• **Exercise brief**:
From the entries below, copy every line where the string "businessinsider" appears.

[Records from a collection]

______________________________

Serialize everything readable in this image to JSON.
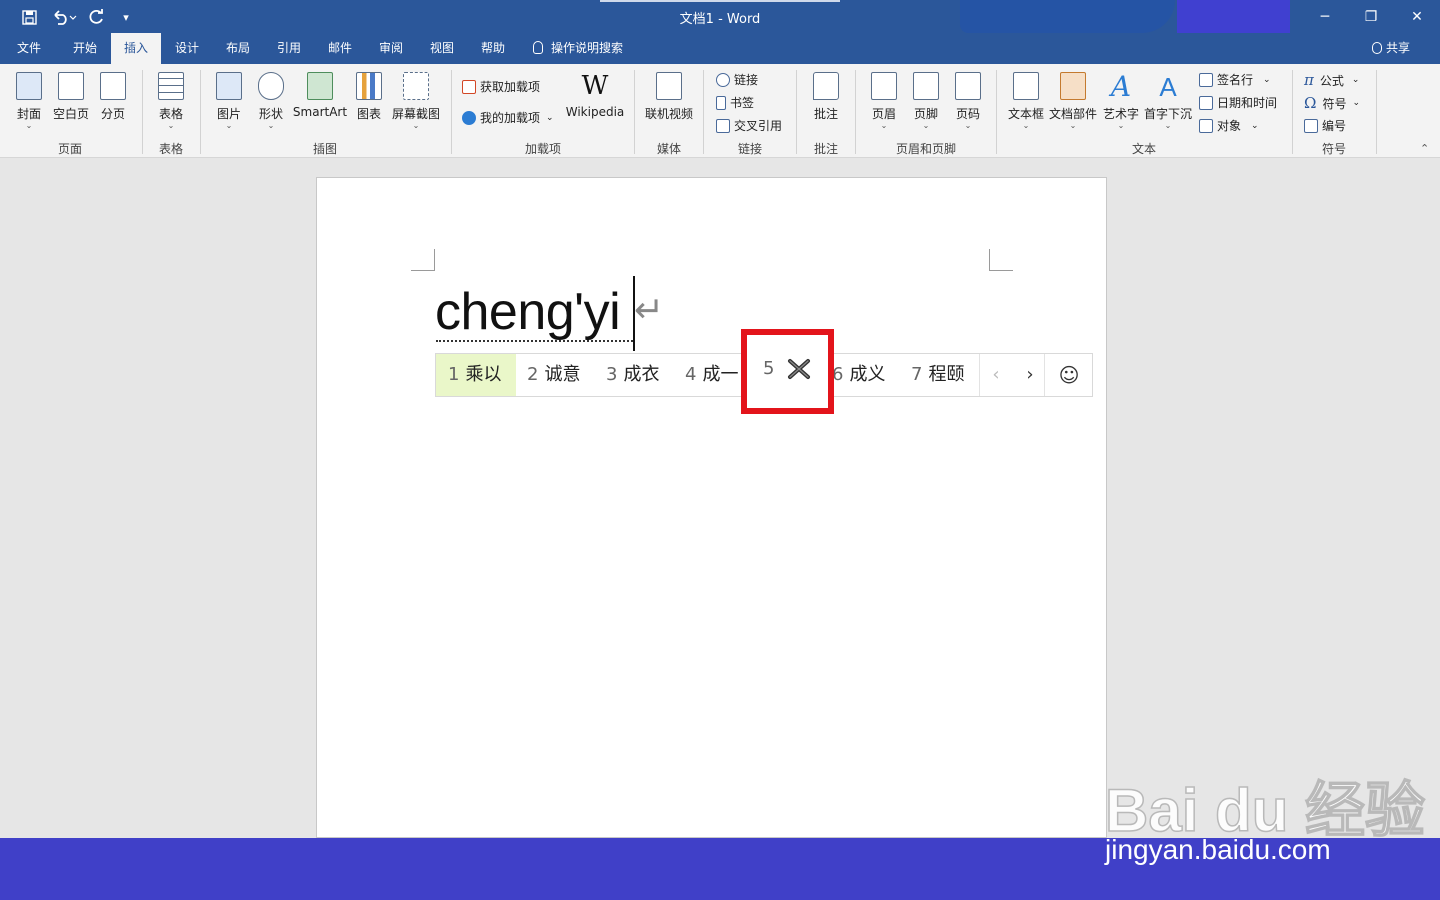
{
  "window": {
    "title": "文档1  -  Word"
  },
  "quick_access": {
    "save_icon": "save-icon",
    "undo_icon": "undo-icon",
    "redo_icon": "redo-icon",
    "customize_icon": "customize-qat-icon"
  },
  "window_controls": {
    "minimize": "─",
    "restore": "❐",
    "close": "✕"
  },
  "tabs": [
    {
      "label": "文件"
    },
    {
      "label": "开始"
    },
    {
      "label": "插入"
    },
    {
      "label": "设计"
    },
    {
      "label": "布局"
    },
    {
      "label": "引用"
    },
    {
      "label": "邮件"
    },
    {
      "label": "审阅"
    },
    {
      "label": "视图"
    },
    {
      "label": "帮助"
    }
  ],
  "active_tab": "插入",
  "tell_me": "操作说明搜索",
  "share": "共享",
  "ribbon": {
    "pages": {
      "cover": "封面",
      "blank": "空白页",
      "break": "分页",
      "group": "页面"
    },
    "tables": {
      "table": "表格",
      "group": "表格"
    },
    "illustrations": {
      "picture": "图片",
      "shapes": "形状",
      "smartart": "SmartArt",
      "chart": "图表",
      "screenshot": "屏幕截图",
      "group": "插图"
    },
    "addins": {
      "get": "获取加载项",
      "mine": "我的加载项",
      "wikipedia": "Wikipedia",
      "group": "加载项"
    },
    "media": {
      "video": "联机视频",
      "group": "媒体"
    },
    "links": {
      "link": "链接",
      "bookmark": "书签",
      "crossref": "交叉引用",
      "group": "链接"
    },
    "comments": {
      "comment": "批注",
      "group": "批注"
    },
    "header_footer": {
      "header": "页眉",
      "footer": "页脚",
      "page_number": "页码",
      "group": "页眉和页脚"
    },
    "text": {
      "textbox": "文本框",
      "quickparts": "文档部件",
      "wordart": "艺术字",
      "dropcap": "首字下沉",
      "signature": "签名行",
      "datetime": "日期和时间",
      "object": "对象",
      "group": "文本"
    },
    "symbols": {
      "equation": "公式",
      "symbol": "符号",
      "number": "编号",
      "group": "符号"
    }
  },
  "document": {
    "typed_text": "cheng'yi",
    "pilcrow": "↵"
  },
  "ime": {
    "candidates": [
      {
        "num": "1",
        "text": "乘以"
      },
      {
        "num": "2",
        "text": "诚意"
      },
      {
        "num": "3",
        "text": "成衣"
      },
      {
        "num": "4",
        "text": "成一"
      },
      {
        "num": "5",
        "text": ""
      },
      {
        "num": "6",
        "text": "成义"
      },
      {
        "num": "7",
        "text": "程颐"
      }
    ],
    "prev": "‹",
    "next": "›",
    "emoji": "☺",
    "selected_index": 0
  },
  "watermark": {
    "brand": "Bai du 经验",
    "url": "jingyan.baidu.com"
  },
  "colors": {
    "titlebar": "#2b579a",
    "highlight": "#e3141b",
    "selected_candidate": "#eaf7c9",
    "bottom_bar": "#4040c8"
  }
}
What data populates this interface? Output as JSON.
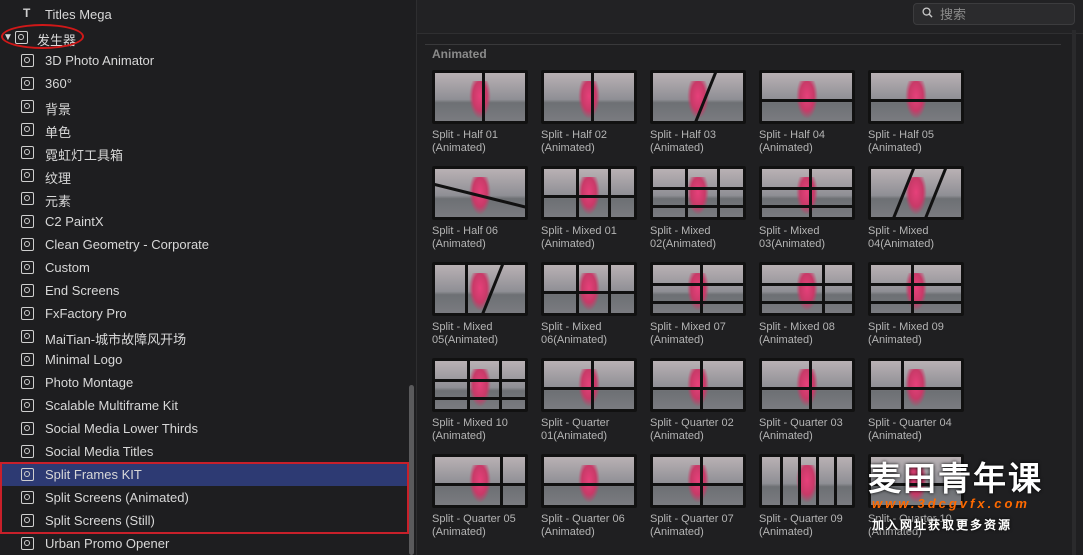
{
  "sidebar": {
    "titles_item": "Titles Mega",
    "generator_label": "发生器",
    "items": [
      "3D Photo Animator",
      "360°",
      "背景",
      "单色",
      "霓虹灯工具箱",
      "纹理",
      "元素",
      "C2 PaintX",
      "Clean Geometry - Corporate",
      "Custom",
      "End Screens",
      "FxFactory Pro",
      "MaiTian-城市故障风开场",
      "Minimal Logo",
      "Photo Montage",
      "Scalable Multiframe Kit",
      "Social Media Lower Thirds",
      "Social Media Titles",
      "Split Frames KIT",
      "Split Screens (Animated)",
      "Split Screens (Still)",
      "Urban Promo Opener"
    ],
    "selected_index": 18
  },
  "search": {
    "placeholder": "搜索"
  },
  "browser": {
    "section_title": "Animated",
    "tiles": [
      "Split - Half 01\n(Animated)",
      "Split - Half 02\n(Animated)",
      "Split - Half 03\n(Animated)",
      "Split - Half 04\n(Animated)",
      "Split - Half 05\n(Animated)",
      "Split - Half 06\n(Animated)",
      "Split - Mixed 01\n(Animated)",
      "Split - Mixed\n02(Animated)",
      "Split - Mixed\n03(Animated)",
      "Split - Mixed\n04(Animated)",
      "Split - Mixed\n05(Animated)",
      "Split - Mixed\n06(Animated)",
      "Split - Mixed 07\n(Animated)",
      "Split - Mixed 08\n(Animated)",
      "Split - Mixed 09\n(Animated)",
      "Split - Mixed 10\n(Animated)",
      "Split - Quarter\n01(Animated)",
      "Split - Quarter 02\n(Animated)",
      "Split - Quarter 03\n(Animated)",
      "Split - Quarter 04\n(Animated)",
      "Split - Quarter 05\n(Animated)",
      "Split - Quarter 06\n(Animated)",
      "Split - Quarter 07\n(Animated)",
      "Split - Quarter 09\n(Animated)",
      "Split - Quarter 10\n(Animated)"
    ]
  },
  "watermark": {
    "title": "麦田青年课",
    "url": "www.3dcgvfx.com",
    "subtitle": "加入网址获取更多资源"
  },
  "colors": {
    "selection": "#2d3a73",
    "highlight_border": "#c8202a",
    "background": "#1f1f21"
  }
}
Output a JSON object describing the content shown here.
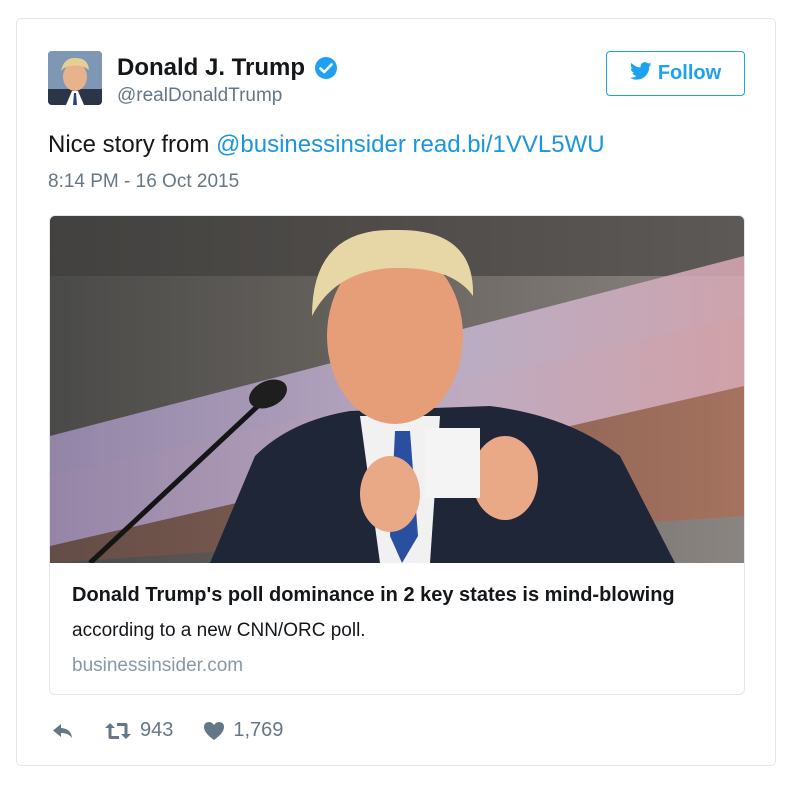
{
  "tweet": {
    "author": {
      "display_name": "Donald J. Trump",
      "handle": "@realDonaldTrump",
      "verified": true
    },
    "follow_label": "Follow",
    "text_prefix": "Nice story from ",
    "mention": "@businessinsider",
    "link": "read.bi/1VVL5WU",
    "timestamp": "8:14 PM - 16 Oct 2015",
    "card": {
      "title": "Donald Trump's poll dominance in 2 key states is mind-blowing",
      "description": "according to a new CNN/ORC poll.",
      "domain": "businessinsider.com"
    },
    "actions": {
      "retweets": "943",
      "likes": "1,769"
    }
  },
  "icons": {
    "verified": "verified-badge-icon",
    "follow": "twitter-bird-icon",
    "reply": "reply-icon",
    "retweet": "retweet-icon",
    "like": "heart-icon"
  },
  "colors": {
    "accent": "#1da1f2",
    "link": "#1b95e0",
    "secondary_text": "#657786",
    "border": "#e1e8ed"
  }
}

______________________________

• **Reply to the task**:
    "mention": "@businessinsider",
      "domain": "businessinsider.com"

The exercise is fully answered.